(AIM OF THE EXERCISE): Lines holding the string "оборудования" are the ones to copy from this listing.

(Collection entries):

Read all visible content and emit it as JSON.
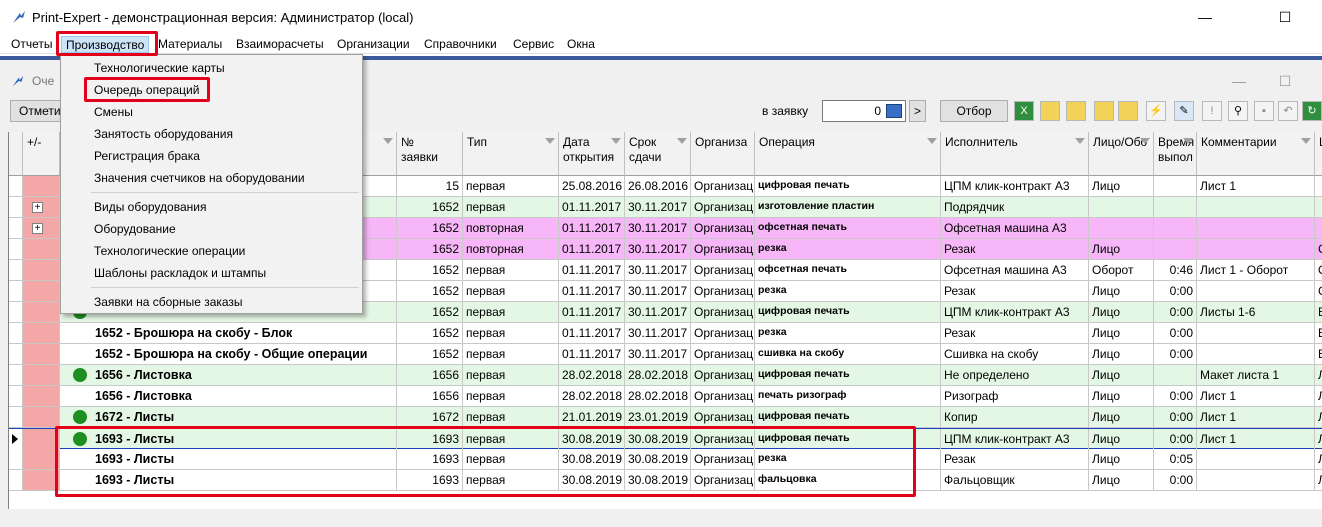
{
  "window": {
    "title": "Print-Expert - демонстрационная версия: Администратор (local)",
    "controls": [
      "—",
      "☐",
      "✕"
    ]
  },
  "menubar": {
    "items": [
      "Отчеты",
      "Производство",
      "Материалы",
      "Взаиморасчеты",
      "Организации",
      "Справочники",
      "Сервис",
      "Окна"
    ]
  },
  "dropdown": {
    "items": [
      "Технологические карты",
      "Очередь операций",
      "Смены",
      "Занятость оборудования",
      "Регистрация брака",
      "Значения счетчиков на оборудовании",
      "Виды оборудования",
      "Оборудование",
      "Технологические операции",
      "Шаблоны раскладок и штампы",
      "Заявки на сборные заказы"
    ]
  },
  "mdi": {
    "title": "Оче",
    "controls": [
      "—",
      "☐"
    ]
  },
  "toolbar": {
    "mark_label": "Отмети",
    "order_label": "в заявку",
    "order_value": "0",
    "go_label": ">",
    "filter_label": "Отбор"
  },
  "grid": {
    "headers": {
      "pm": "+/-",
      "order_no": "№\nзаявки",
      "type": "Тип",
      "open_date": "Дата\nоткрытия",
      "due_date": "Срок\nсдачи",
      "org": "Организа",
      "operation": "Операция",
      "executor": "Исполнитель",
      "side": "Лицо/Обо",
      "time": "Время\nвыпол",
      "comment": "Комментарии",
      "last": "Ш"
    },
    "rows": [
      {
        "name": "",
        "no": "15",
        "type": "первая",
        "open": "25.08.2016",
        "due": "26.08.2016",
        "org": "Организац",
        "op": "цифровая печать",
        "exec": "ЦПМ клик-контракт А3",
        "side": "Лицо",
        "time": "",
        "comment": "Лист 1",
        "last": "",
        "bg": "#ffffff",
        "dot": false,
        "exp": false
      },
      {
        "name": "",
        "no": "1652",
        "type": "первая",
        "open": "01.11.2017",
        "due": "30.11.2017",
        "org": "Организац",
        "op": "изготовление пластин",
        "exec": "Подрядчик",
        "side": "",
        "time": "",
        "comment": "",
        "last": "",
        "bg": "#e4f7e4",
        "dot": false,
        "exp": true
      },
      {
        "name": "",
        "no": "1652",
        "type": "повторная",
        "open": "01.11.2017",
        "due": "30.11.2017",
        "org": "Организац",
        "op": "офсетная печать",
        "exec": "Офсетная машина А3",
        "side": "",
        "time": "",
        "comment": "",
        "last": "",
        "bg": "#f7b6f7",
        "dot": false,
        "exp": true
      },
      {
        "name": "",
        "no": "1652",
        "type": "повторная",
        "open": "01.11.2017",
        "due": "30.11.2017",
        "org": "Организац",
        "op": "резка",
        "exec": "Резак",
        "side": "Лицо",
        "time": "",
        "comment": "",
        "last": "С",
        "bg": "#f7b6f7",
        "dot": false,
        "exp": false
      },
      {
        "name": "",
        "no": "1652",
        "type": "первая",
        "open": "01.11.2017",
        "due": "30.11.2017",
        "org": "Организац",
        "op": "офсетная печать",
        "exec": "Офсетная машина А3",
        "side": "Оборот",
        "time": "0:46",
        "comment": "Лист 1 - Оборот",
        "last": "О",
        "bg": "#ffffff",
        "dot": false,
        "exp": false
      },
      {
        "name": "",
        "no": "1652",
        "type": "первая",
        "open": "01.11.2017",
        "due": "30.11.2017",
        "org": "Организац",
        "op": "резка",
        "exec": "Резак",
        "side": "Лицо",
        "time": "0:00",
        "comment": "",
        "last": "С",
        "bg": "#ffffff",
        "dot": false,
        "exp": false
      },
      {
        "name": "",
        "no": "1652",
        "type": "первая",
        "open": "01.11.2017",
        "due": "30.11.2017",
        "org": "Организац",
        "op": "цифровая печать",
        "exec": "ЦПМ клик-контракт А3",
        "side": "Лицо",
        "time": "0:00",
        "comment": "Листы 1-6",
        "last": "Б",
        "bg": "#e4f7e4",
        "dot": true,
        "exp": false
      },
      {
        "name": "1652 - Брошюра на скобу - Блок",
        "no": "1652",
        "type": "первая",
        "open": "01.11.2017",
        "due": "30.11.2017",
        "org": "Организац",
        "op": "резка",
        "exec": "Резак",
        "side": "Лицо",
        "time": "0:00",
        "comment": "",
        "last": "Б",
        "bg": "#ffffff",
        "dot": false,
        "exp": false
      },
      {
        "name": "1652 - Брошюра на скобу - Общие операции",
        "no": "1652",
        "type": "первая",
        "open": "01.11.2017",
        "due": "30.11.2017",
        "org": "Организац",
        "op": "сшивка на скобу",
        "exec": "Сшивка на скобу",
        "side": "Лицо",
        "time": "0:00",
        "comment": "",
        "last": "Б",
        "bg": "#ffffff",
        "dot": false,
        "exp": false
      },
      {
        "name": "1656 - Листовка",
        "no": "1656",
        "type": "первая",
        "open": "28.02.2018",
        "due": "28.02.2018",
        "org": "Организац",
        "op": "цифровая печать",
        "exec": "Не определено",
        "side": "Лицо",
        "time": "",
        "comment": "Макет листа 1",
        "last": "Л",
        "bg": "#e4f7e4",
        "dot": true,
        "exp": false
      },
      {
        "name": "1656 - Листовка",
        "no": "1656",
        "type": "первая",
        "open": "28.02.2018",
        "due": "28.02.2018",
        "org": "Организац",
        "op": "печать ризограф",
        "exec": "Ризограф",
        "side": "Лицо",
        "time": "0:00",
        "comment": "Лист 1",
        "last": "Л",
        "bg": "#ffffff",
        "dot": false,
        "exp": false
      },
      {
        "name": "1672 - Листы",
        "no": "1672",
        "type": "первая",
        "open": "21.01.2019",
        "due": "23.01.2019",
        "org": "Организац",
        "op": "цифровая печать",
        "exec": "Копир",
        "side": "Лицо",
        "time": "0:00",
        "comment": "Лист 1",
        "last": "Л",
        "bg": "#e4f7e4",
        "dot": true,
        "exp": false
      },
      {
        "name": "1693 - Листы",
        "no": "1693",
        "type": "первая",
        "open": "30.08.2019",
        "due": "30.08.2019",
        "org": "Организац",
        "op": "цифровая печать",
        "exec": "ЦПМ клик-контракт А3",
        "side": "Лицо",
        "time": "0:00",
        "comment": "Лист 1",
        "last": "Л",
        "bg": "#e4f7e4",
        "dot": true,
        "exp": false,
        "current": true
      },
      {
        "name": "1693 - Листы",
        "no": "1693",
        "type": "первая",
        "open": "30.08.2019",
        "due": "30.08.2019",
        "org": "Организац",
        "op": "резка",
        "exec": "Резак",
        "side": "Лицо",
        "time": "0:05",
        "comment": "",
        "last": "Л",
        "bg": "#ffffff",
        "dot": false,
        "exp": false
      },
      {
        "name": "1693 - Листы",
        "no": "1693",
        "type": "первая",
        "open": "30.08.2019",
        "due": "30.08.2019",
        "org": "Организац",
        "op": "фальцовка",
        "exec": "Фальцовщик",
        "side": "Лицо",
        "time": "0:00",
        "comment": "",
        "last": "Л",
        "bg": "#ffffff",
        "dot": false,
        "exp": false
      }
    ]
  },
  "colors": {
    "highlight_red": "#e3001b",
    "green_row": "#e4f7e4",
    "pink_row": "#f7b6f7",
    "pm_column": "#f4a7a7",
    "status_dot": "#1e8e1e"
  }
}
---
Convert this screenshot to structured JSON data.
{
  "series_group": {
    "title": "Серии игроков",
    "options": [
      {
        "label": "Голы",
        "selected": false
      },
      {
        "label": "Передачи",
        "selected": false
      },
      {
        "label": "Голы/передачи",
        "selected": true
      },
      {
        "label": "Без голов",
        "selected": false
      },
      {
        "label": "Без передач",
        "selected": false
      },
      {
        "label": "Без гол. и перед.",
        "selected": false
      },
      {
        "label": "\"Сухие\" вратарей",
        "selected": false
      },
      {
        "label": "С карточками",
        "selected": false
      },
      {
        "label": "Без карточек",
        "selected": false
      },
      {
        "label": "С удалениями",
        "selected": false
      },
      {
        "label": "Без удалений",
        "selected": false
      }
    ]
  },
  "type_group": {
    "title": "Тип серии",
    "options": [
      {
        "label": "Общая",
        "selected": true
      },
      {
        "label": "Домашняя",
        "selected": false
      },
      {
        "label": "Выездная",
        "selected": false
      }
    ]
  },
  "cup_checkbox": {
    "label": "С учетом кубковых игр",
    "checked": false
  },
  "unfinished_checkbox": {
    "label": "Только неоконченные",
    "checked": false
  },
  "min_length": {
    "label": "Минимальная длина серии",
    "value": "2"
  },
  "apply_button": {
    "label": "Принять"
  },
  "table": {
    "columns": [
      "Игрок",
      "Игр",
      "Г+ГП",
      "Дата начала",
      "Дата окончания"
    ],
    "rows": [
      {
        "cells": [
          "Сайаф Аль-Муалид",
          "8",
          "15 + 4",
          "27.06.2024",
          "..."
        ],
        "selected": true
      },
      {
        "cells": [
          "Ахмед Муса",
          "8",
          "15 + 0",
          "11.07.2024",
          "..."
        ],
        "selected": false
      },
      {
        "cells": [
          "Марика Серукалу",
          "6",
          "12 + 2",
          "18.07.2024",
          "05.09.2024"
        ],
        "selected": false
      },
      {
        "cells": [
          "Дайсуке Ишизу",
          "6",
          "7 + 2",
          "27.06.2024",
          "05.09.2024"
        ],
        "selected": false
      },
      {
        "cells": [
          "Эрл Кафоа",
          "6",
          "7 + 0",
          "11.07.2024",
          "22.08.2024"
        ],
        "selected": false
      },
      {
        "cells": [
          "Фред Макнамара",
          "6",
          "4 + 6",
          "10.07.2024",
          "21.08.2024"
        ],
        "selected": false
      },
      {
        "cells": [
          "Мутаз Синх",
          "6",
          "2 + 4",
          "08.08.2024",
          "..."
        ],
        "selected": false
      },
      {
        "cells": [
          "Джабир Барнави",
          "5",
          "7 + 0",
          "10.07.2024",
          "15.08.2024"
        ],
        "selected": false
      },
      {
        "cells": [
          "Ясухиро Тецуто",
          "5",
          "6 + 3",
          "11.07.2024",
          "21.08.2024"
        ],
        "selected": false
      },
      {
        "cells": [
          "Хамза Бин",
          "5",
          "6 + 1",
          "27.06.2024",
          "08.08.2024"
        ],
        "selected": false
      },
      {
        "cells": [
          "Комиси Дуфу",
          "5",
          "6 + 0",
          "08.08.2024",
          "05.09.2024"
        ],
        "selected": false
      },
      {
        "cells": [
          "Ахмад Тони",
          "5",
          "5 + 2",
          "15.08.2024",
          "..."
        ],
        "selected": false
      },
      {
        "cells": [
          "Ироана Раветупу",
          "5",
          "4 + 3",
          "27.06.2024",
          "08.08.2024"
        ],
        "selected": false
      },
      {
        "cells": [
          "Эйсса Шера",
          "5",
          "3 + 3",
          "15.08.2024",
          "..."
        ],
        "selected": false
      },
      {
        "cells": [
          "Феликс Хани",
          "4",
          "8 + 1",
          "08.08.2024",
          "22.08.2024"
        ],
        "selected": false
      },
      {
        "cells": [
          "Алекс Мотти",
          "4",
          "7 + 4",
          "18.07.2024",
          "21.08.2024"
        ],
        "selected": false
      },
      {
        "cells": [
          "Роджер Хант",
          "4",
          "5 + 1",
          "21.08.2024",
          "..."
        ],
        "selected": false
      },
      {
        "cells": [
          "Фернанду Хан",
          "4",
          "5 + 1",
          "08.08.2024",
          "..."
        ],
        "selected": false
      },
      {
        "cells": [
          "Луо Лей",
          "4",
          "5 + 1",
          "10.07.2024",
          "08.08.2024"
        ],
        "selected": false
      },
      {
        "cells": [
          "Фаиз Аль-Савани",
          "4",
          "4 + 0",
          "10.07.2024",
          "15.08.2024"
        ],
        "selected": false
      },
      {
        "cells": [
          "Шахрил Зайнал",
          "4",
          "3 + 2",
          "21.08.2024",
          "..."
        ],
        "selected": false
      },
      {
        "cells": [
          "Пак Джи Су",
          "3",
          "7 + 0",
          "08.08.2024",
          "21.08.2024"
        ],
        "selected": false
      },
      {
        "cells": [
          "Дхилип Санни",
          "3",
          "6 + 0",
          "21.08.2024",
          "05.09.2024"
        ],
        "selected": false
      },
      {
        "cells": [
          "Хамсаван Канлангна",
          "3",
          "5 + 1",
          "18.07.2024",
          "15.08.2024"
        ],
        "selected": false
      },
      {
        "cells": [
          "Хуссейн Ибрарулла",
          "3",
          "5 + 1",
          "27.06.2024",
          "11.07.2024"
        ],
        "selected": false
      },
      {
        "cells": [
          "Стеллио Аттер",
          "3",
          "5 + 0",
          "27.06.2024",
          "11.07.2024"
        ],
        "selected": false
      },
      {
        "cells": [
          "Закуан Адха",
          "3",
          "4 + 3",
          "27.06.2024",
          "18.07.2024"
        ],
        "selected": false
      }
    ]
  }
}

(THE COMPLETED TASK):
      "Занятость оборудования",
      "Виды оборудования",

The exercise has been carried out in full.